Exercise requirements: Copy each line below without leaving any out.

Raw data:

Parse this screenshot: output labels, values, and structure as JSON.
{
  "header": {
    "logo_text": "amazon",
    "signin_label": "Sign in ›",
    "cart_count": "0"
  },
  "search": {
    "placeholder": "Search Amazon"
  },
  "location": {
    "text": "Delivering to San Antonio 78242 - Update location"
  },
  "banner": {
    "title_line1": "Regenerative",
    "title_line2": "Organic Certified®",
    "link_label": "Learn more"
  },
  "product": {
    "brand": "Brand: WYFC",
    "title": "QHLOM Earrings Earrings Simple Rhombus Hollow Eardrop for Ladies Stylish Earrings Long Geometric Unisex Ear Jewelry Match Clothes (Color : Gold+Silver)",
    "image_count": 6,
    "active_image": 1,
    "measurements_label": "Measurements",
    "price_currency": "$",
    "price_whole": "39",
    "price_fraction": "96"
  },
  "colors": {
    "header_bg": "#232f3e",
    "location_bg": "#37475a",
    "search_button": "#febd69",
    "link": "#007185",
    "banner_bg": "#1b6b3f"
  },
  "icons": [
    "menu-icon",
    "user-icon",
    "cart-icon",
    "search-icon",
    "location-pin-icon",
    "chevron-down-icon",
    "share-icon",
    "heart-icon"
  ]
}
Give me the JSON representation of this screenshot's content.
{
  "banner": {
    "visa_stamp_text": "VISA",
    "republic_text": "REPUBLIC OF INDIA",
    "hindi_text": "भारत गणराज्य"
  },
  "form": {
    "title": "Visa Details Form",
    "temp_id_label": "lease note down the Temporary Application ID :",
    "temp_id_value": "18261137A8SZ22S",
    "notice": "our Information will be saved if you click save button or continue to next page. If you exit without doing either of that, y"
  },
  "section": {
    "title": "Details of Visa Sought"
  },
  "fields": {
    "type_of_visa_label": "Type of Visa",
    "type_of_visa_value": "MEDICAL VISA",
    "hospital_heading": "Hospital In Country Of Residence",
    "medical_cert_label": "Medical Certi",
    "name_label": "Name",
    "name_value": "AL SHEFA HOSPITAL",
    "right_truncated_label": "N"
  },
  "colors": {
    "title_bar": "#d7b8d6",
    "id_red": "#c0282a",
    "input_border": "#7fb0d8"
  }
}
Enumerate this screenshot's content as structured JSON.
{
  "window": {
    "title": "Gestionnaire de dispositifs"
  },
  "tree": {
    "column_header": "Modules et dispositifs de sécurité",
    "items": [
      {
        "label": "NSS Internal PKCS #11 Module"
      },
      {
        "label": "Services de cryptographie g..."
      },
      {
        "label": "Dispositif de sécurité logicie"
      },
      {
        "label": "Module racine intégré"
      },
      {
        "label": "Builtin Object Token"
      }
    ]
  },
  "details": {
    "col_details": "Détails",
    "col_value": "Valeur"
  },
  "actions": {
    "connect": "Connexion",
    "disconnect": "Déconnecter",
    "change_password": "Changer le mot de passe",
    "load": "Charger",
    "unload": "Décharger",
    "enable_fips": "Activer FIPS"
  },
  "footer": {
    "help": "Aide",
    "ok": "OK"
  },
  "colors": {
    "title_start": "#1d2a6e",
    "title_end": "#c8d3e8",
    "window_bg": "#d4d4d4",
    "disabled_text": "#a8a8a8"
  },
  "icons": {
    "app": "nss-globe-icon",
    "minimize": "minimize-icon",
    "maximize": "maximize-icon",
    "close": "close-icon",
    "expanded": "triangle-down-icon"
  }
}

Written response:
Parse this screenshot: output labels, values, and structure as JSON.
{
  "header": {
    "logo_text": "amazon",
    "signin_label": "Sign in ›",
    "cart_count": "0"
  },
  "search": {
    "placeholder": "Search Amazon"
  },
  "location": {
    "text": "Delivering to San Antonio 78242 - Update location"
  },
  "banner": {
    "title_line1": "Regenerative",
    "title_line2": "Organic Certified®",
    "link_label": "Learn more"
  },
  "product": {
    "brand": "Brand: WYFC",
    "title": "QHLOM Earrings Earrings Simple Rhombus Hollow Eardrop for Ladies Stylish Earrings Long Geometric Unisex Ear Jewelry Match Clothes (Color : Gold+Silver)",
    "image_count": 6,
    "active_image": 1,
    "measurements_label": "Measurements",
    "price_currency": "$",
    "price_whole": "39",
    "price_fraction": "96"
  },
  "colors": {
    "header_bg": "#232f3e",
    "location_bg": "#37475a",
    "search_button": "#febd69",
    "link": "#007185",
    "banner_bg": "#1b6b3f"
  },
  "icons": [
    "menu-icon",
    "user-icon",
    "cart-icon",
    "search-icon",
    "location-pin-icon",
    "chevron-down-icon",
    "share-icon",
    "heart-icon"
  ]
}
Give me the JSON representation of this screenshot's content.
{
  "banner": {
    "visa_stamp_text": "VISA",
    "republic_text": "REPUBLIC OF INDIA",
    "hindi_text": "भारत गणराज्य"
  },
  "form": {
    "title": "Visa Details Form",
    "temp_id_label": "lease note down the Temporary Application ID :",
    "temp_id_value": "18261137A8SZ22S",
    "notice": "our Information will be saved if you click save button or continue to next page. If you exit without doing either of that, y"
  },
  "section": {
    "title": "Details of Visa Sought"
  },
  "fields": {
    "type_of_visa_label": "Type of Visa",
    "type_of_visa_value": "MEDICAL VISA",
    "hospital_heading": "Hospital In Country Of Residence",
    "medical_cert_label": "Medical Certi",
    "name_label": "Name",
    "name_value": "AL SHEFA HOSPITAL",
    "right_truncated_label": "N"
  },
  "colors": {
    "title_bar": "#d7b8d6",
    "id_red": "#c0282a",
    "input_border": "#7fb0d8"
  }
}
Enumerate this screenshot's content as structured JSON.
{
  "window": {
    "title": "Gestionnaire de dispositifs"
  },
  "tree": {
    "column_header": "Modules et dispositifs de sécurité",
    "items": [
      {
        "label": "NSS Internal PKCS #11 Module"
      },
      {
        "label": "Services de cryptographie g..."
      },
      {
        "label": "Dispositif de sécurité logicie"
      },
      {
        "label": "Module racine intégré"
      },
      {
        "label": "Builtin Object Token"
      }
    ]
  },
  "details": {
    "col_details": "Détails",
    "col_value": "Valeur"
  },
  "actions": {
    "connect": "Connexion",
    "disconnect": "Déconnecter",
    "change_password": "Changer le mot de passe",
    "load": "Charger",
    "unload": "Décharger",
    "enable_fips": "Activer FIPS"
  },
  "footer": {
    "help": "Aide",
    "ok": "OK"
  },
  "colors": {
    "title_start": "#1d2a6e",
    "title_end": "#c8d3e8",
    "window_bg": "#d4d4d4",
    "disabled_text": "#a8a8a8"
  },
  "icons": {
    "app": "nss-globe-icon",
    "minimize": "minimize-icon",
    "maximize": "maximize-icon",
    "close": "close-icon",
    "expanded": "triangle-down-icon"
  }
}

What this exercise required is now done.